Dataset rows
******

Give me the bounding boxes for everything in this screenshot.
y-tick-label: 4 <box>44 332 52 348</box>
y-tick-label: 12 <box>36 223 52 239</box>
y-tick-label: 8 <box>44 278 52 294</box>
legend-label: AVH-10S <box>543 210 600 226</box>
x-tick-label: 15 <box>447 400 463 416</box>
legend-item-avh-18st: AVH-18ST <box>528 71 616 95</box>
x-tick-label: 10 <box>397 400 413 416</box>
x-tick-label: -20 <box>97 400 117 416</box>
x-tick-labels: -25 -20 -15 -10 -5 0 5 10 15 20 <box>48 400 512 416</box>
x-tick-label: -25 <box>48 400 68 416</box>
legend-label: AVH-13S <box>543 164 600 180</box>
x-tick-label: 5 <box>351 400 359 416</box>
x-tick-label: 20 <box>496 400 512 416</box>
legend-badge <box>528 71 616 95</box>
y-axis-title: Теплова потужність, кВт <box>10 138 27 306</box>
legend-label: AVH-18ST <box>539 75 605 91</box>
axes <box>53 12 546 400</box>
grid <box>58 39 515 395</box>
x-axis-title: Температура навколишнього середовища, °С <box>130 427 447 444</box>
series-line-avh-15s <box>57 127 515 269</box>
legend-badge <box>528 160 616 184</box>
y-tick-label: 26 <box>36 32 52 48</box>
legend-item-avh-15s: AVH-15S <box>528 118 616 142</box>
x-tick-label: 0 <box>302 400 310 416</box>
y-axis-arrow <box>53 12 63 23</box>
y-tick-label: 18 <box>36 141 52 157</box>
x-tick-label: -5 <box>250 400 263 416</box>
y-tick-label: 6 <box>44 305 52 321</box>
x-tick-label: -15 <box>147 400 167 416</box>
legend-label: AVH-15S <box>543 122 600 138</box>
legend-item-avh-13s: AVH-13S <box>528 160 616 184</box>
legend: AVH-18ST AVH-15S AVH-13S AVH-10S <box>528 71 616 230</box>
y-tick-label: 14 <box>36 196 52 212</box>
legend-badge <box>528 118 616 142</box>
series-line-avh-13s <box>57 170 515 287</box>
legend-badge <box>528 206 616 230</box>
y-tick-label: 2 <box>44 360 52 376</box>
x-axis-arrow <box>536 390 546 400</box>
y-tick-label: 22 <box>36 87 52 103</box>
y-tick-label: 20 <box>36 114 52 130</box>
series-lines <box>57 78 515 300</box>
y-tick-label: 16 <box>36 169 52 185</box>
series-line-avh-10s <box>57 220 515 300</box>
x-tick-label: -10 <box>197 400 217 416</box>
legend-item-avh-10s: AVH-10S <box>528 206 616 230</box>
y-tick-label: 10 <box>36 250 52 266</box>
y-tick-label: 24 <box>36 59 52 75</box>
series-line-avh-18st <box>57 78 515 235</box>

******

WRITTEN REQUEST => Reproduce every line of the items above verbatim.

RESPONSE TO THIS EXERCISE =>
Give me the bounding boxes for everything in this screenshot.
y-tick-label: 4 <box>44 332 52 348</box>
y-tick-label: 12 <box>36 223 52 239</box>
y-tick-label: 8 <box>44 278 52 294</box>
legend-label: AVH-10S <box>543 210 600 226</box>
x-tick-label: 15 <box>447 400 463 416</box>
legend-item-avh-18st: AVH-18ST <box>528 71 616 95</box>
x-tick-label: 10 <box>397 400 413 416</box>
x-tick-label: -20 <box>97 400 117 416</box>
x-tick-labels: -25 -20 -15 -10 -5 0 5 10 15 20 <box>48 400 512 416</box>
x-tick-label: -25 <box>48 400 68 416</box>
legend-label: AVH-13S <box>543 164 600 180</box>
x-tick-label: 5 <box>351 400 359 416</box>
x-tick-label: 20 <box>496 400 512 416</box>
legend-badge <box>528 71 616 95</box>
y-axis-title: Теплова потужність, кВт <box>10 138 27 306</box>
legend-label: AVH-18ST <box>539 75 605 91</box>
axes <box>53 12 546 400</box>
grid <box>58 39 515 395</box>
x-axis-title: Температура навколишнього середовища, °С <box>130 427 447 444</box>
series-line-avh-15s <box>57 127 515 269</box>
legend-badge <box>528 160 616 184</box>
y-tick-label: 26 <box>36 32 52 48</box>
legend-item-avh-15s: AVH-15S <box>528 118 616 142</box>
x-tick-label: 0 <box>302 400 310 416</box>
y-axis-arrow <box>53 12 63 23</box>
y-tick-label: 18 <box>36 141 52 157</box>
x-tick-label: -5 <box>250 400 263 416</box>
y-tick-label: 6 <box>44 305 52 321</box>
x-tick-label: -15 <box>147 400 167 416</box>
legend-label: AVH-15S <box>543 122 600 138</box>
legend-item-avh-13s: AVH-13S <box>528 160 616 184</box>
legend: AVH-18ST AVH-15S AVH-13S AVH-10S <box>528 71 616 230</box>
y-tick-label: 14 <box>36 196 52 212</box>
legend-badge <box>528 118 616 142</box>
series-line-avh-13s <box>57 170 515 287</box>
legend-badge <box>528 206 616 230</box>
y-tick-label: 2 <box>44 360 52 376</box>
x-axis-arrow <box>536 390 546 400</box>
y-tick-label: 22 <box>36 87 52 103</box>
y-tick-label: 20 <box>36 114 52 130</box>
series-lines <box>57 78 515 300</box>
y-tick-label: 16 <box>36 169 52 185</box>
series-line-avh-10s <box>57 220 515 300</box>
x-tick-label: -10 <box>197 400 217 416</box>
legend-item-avh-10s: AVH-10S <box>528 206 616 230</box>
y-tick-label: 10 <box>36 250 52 266</box>
y-tick-label: 24 <box>36 59 52 75</box>
series-line-avh-18st <box>57 78 515 235</box>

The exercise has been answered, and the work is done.